═════ Information supplied

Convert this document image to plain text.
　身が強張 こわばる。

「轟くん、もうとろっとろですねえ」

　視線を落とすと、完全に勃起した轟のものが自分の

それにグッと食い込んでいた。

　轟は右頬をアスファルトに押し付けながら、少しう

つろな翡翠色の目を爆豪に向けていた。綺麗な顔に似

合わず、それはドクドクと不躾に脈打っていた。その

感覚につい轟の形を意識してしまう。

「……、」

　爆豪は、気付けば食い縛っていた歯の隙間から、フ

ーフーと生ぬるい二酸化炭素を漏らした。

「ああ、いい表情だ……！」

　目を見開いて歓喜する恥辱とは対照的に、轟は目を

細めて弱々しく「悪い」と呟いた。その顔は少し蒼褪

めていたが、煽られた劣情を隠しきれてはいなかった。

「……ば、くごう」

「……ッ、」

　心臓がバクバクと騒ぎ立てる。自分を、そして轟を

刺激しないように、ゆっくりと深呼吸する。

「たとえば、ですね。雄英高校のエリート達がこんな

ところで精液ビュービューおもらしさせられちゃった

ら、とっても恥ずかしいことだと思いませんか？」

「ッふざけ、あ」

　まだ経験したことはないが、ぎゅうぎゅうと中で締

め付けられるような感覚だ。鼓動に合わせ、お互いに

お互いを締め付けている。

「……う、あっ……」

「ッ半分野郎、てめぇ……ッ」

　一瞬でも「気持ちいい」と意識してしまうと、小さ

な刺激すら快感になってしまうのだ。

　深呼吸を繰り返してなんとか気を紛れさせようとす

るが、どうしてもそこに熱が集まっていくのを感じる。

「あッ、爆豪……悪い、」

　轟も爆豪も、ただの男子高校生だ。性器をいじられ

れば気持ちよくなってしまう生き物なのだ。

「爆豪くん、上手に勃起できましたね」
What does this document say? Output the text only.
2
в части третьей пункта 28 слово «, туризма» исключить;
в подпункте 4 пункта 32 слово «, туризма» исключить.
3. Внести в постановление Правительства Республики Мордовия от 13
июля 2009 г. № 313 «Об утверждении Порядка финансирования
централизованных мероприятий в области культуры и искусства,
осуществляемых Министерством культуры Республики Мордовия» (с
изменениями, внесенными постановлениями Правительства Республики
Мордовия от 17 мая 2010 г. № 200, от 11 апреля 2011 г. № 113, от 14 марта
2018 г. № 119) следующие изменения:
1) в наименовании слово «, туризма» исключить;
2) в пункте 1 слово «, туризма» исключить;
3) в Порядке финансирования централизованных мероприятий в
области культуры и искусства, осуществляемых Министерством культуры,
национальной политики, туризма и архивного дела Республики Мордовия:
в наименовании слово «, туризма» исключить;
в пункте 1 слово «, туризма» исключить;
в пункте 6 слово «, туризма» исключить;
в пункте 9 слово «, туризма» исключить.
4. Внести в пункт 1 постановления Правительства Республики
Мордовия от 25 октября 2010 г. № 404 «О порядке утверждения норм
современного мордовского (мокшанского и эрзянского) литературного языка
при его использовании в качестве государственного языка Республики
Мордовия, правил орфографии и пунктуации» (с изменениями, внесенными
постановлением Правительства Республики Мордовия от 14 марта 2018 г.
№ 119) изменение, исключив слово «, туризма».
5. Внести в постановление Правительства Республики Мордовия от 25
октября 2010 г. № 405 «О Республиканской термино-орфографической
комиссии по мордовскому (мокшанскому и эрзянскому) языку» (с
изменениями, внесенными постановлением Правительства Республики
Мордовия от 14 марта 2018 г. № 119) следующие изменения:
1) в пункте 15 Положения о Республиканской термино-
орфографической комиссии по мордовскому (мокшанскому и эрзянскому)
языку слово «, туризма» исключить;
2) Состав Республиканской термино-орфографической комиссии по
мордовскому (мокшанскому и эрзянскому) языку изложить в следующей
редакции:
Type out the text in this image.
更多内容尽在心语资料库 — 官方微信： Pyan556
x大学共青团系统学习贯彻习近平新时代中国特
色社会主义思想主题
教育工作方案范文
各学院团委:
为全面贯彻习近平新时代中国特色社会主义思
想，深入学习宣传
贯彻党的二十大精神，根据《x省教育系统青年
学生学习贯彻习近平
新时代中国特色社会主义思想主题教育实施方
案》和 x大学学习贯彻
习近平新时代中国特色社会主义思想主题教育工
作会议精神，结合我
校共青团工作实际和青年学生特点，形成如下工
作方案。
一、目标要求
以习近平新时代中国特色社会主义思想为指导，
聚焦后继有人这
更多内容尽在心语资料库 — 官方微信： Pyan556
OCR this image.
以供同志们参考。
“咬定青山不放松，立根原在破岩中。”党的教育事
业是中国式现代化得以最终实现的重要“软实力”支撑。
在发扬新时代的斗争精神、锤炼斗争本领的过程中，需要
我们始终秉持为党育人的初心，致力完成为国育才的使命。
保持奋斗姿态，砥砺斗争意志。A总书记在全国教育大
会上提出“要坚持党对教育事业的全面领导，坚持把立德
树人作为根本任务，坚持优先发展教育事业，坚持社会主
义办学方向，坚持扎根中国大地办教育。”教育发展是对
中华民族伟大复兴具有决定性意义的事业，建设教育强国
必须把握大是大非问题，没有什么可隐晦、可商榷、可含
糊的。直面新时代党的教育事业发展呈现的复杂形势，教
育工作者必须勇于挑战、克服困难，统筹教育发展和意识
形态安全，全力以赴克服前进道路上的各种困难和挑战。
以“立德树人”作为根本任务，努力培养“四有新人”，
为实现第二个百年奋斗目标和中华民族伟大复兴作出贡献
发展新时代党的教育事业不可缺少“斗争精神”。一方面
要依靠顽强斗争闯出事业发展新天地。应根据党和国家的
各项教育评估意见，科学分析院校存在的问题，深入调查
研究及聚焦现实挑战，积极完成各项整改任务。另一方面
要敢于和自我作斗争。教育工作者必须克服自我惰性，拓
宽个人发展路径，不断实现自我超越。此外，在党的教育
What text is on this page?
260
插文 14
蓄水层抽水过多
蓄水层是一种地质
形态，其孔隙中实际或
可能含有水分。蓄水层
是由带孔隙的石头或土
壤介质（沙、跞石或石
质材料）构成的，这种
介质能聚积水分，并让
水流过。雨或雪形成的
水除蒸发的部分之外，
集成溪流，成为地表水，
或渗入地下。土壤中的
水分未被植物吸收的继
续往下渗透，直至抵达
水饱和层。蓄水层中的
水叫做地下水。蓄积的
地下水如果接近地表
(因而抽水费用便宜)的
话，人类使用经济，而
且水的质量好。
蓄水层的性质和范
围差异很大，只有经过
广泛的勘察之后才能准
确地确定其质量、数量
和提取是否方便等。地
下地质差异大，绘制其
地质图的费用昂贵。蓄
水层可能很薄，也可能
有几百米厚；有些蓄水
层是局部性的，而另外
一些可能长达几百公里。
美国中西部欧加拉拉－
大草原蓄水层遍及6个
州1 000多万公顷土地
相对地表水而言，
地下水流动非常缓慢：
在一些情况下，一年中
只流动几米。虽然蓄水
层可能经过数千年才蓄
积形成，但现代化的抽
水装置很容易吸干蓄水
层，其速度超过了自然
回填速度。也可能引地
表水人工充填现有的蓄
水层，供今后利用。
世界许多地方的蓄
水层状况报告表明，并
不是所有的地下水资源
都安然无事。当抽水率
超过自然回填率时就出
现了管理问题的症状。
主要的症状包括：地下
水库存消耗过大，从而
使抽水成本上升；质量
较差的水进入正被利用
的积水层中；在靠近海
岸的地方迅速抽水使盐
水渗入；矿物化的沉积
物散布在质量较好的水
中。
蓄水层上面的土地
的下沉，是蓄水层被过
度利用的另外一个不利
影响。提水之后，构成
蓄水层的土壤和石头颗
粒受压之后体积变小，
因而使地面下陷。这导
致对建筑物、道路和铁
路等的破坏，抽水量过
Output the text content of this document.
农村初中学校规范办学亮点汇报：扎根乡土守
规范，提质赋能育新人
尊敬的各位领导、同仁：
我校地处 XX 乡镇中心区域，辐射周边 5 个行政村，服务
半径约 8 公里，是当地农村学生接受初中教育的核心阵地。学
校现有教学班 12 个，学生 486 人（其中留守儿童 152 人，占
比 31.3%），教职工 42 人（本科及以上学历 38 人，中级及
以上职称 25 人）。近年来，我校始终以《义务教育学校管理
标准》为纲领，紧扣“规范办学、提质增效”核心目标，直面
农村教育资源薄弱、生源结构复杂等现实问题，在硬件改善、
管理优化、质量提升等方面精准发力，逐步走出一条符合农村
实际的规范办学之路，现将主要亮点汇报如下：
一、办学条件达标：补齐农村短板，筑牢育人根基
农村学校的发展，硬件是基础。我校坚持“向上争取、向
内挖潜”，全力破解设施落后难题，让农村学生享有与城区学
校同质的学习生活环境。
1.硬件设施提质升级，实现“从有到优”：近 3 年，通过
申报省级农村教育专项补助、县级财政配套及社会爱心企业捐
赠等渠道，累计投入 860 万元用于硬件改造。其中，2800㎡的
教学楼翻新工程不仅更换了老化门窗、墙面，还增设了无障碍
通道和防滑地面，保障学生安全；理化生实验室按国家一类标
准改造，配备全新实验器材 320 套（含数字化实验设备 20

══════════

Aim of the exercise
State the count of lines that contain the string "марта". Nothing else is needed.

Exercise response
3